■ **DESCRIPTION OF THE TASK**
Copy every line of the records below where the word "fill" occurs.

■ **DATASET EXCERPTS**
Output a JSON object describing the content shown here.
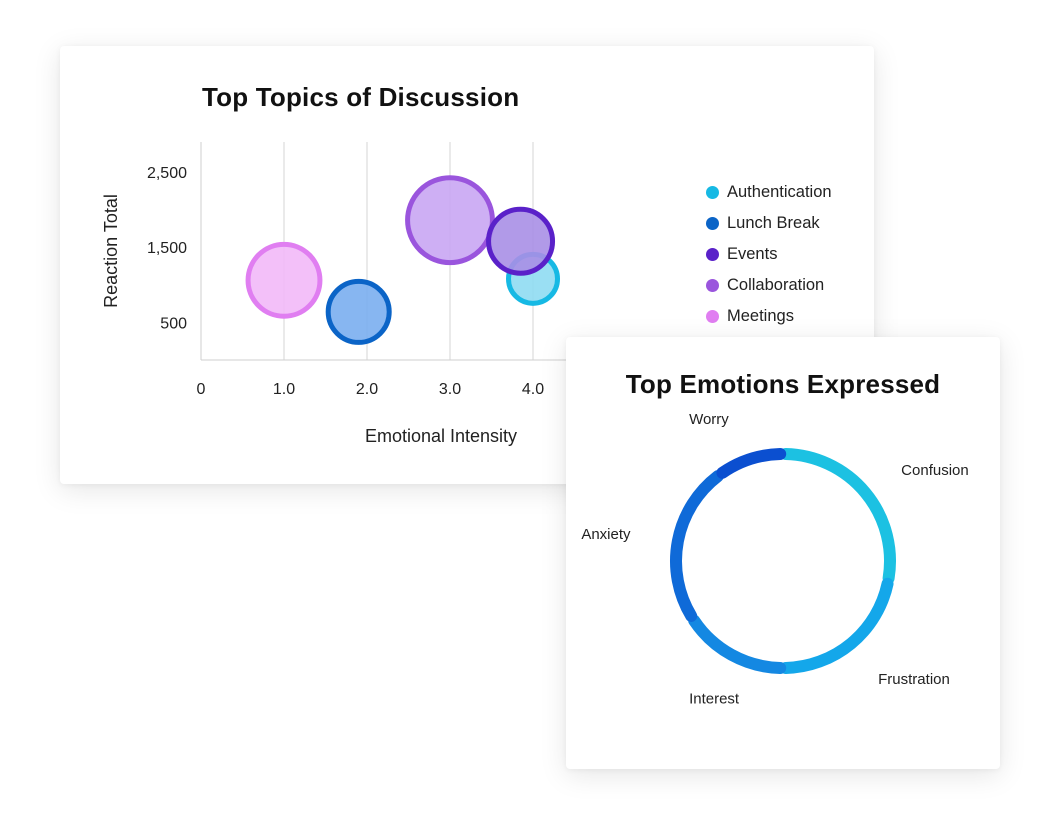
{
  "chart_data": [
    {
      "type": "scatter",
      "title": "Top Topics of Discussion",
      "xlabel": "Emotional Intensity",
      "ylabel": "Reaction Total",
      "x_ticks": [
        "0",
        "1.0",
        "2.0",
        "3.0",
        "4.0"
      ],
      "y_ticks": [
        "2,500",
        "1,500",
        "500"
      ],
      "xlim": [
        0,
        5
      ],
      "ylim": [
        0,
        2900
      ],
      "grid": "vertical",
      "legend_position": "right",
      "series": [
        {
          "name": "Authentication",
          "x": 4.0,
          "y": 1080,
          "size": 1,
          "color": "#16b9e4",
          "fill": "#8fdcf2"
        },
        {
          "name": "Lunch Break",
          "x": 1.9,
          "y": 640,
          "size": 2,
          "color": "#0b64c7",
          "fill": "#7aaef0"
        },
        {
          "name": "Events",
          "x": 3.85,
          "y": 1580,
          "size": 2.3,
          "color": "#5a21c9",
          "fill": "#a98fe6"
        },
        {
          "name": "Collaboration",
          "x": 3.0,
          "y": 1860,
          "size": 5,
          "color": "#9a55dd",
          "fill": "#c9a6f3"
        },
        {
          "name": "Meetings",
          "x": 1.0,
          "y": 1060,
          "size": 3.2,
          "color": "#e07ef1",
          "fill": "#f2b9f8"
        }
      ]
    },
    {
      "type": "pie",
      "style": "ring",
      "title": "Top Emotions Expressed",
      "categories": [
        "Confusion",
        "Frustration",
        "Interest",
        "Anxiety",
        "Worry"
      ],
      "values": [
        28,
        22,
        16,
        24,
        10
      ],
      "colors": [
        "#1cc1e2",
        "#14a7ea",
        "#1488e2",
        "#0f6ad8",
        "#0b4fd0"
      ]
    }
  ]
}
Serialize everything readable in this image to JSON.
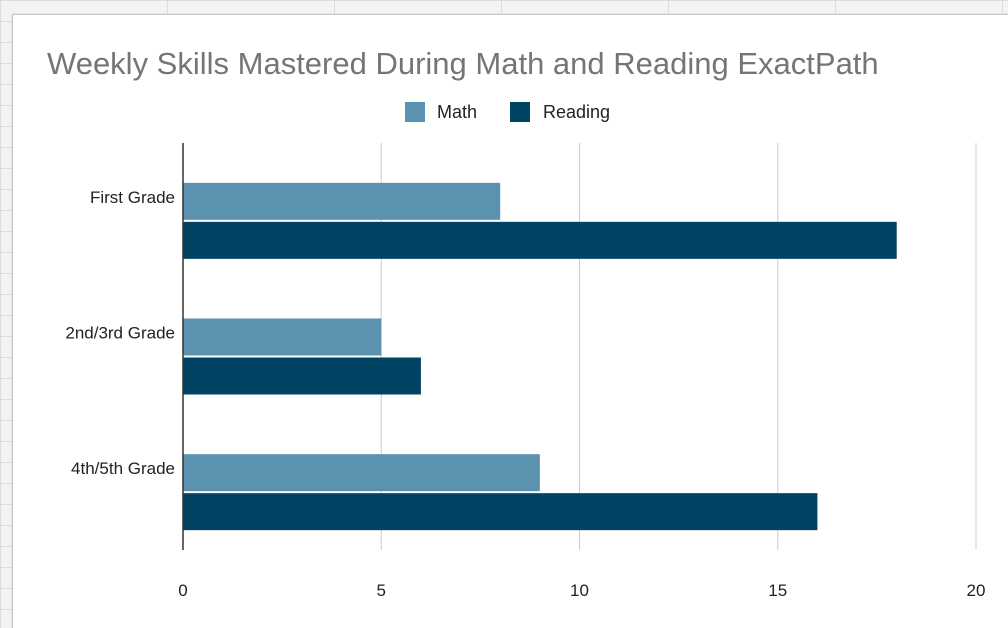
{
  "chart_data": {
    "type": "bar",
    "orientation": "horizontal",
    "title": "Weekly Skills Mastered During Math and Reading ExactPath",
    "categories": [
      "First Grade",
      "2nd/3rd Grade",
      "4th/5th Grade"
    ],
    "series": [
      {
        "name": "Math",
        "color": "#5b92b0",
        "values": [
          8,
          5,
          9
        ]
      },
      {
        "name": "Reading",
        "color": "#014363",
        "values": [
          18,
          6,
          16
        ]
      }
    ],
    "xlim": [
      0,
      20
    ],
    "xticks": [
      0,
      5,
      10,
      15,
      20
    ],
    "grid": true,
    "legend": "top-center"
  }
}
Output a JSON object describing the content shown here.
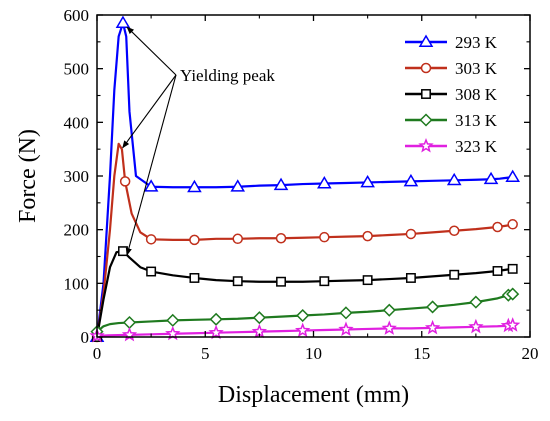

■ **SOLUTION TO THIS PROBLEM**
          "fill": "#8fdcf2"
          "fill": "#7aaef0"
          "fill": "#a98fe6"
          "fill": "#c9a6f3"
          "fill": "#f2b9f8"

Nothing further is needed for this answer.